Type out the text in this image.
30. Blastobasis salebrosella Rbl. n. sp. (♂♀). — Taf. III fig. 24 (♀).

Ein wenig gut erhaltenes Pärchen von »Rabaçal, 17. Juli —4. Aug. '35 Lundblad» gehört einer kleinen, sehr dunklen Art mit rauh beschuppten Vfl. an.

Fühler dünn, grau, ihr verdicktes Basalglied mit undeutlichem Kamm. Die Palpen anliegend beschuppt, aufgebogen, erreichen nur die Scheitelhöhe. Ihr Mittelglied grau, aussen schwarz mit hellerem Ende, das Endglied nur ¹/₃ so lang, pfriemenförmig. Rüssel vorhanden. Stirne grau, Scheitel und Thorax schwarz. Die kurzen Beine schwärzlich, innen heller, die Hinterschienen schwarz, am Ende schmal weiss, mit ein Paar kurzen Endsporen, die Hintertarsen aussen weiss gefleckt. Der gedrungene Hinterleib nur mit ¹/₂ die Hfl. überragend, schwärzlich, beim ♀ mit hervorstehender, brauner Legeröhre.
--
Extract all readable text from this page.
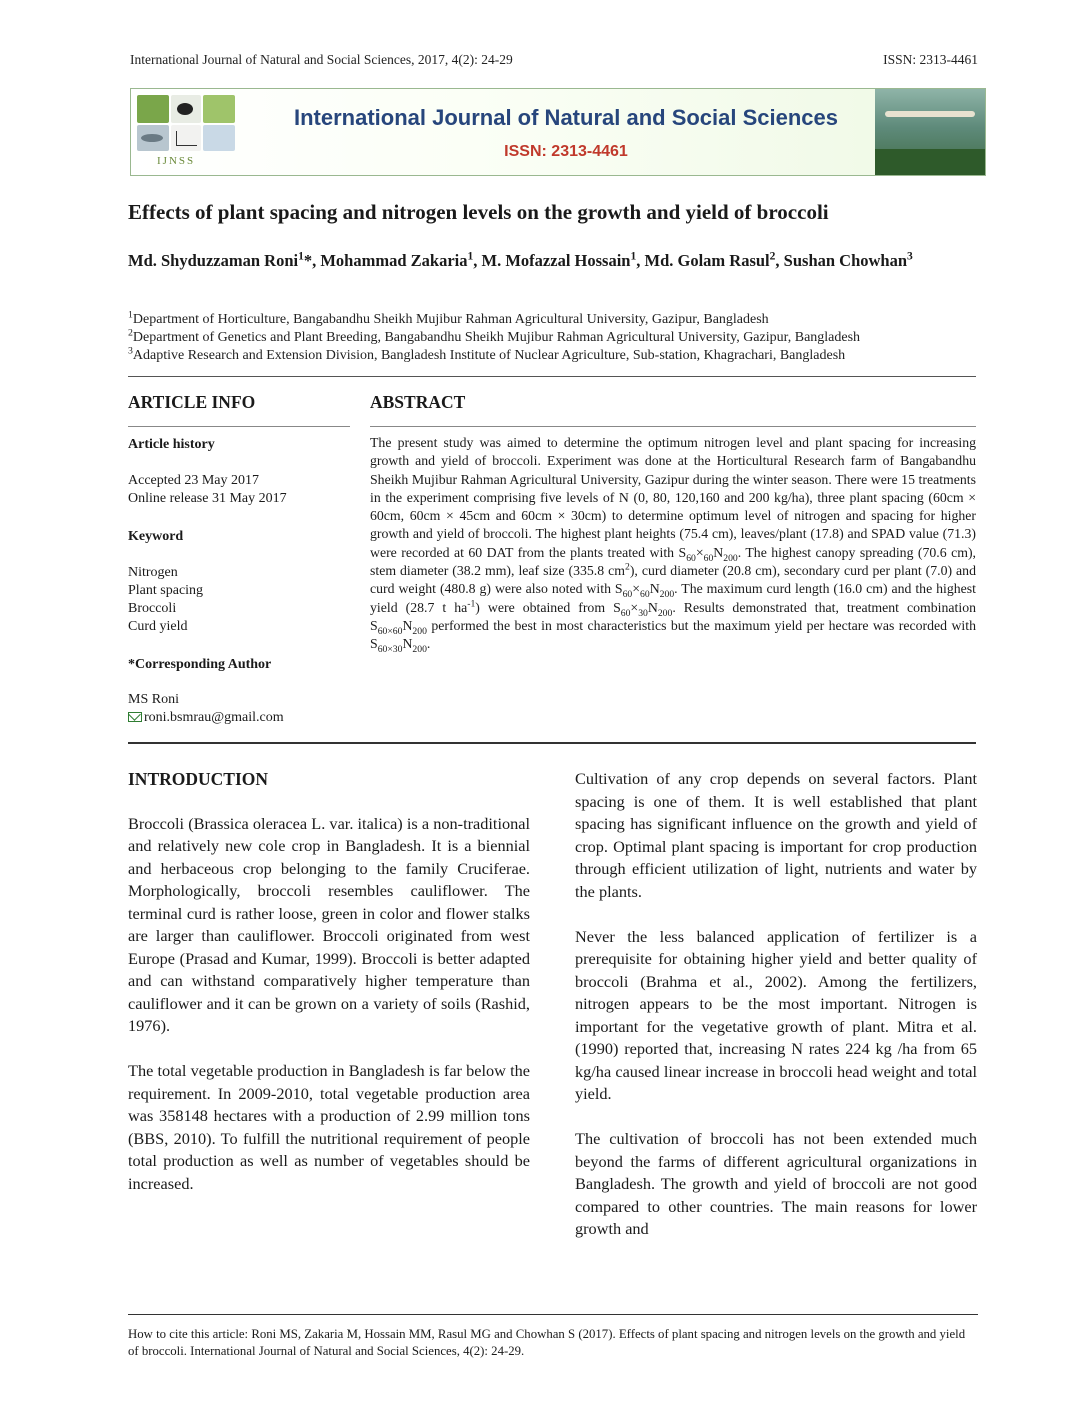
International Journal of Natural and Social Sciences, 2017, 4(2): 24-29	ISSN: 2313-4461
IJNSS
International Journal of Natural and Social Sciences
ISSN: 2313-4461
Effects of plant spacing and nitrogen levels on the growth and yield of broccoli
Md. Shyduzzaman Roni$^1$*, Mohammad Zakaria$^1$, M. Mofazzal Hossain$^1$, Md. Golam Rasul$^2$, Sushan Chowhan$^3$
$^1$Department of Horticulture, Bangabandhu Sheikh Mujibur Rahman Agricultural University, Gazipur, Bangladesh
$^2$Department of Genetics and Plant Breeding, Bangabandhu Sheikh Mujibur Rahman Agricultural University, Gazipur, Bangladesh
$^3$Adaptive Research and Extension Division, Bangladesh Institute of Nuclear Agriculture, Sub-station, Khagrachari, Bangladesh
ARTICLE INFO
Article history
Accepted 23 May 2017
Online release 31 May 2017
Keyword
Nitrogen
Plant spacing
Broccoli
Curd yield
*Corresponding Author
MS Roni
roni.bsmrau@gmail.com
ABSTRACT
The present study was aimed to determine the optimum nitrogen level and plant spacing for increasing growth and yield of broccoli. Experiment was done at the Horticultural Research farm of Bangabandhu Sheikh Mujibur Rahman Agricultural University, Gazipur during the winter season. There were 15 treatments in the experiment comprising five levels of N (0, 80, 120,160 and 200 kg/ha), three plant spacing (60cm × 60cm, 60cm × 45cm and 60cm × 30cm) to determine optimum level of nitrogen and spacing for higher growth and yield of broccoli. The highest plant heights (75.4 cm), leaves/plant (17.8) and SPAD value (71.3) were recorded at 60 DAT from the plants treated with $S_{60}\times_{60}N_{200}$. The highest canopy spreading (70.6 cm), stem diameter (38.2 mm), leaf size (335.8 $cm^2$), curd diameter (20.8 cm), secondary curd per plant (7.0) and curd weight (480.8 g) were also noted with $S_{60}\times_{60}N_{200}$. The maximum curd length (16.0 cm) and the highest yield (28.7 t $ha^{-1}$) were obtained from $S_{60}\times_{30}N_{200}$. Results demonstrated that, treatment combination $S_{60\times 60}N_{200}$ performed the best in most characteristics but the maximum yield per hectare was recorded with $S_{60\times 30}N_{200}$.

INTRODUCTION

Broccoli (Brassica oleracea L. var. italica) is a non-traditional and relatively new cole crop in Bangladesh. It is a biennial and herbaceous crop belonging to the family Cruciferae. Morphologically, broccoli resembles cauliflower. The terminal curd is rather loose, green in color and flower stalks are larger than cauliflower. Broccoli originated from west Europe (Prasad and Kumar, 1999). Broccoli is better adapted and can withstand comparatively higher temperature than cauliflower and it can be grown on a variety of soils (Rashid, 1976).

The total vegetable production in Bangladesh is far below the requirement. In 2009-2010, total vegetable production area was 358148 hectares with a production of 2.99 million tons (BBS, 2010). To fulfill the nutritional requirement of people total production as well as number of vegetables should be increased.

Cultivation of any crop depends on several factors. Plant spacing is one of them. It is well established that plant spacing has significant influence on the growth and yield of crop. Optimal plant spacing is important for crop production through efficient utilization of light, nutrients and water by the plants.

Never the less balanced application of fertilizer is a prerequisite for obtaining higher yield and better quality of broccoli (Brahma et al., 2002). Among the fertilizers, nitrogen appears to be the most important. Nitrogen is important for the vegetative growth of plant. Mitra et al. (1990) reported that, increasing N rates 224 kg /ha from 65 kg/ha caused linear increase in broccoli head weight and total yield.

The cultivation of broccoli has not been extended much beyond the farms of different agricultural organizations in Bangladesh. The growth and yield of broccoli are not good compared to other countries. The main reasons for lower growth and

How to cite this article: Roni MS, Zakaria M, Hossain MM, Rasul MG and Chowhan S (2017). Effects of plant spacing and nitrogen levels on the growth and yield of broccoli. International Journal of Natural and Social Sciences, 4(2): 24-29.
...
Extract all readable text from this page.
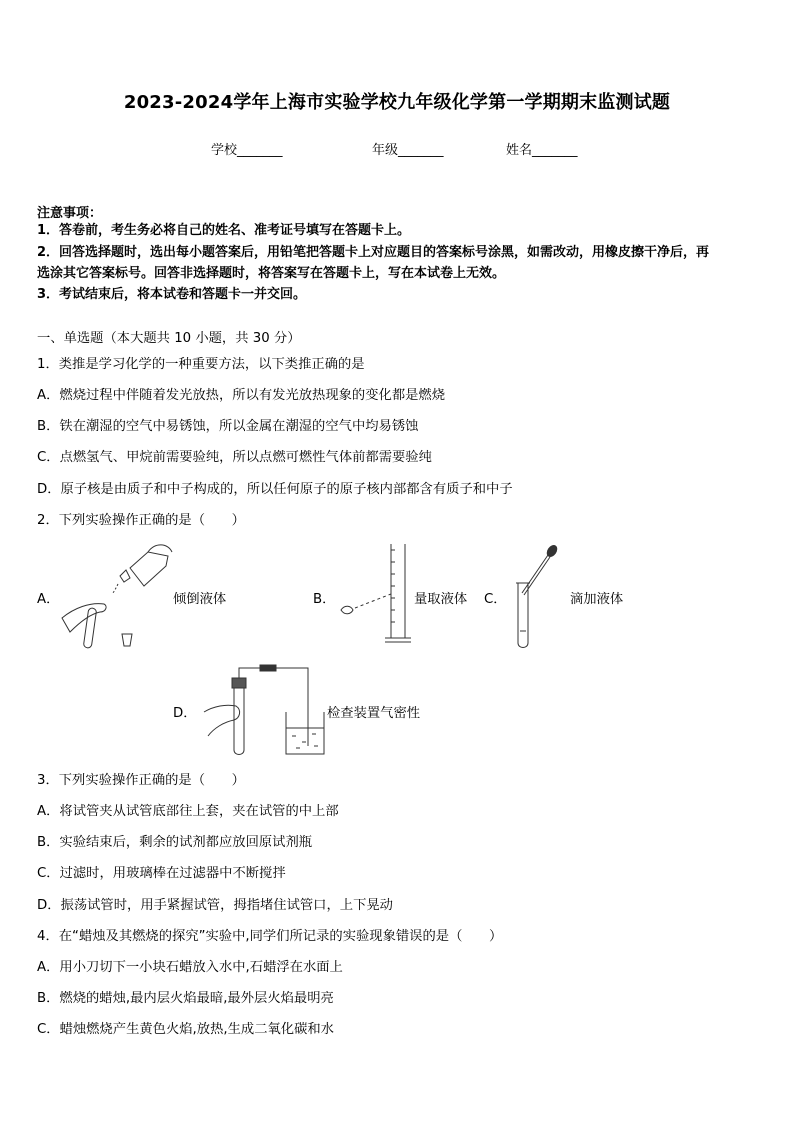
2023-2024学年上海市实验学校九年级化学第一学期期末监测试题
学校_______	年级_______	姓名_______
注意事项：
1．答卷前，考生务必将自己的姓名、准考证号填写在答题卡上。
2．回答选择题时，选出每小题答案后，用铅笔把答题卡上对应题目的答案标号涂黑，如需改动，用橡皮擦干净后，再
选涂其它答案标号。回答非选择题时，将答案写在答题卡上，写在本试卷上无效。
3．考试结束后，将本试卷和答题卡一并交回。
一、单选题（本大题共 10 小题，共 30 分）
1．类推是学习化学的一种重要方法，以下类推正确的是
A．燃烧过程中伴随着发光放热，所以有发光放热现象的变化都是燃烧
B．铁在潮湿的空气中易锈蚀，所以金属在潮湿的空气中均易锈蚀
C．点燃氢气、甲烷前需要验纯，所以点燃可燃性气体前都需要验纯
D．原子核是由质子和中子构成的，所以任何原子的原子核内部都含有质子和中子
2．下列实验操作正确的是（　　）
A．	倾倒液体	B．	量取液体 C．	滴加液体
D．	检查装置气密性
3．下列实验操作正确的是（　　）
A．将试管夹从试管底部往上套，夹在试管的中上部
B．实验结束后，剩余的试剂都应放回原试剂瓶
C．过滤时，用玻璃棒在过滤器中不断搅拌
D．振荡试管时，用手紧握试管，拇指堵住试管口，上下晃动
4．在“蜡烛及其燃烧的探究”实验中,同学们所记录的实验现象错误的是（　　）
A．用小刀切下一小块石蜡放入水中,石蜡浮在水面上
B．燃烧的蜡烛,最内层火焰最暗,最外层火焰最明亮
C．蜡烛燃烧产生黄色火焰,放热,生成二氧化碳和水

# WORK REQUIRED
Tell how many lines of the material above hold "Chowhan", answering with a bare number.

# RESULT OF THE TASK
2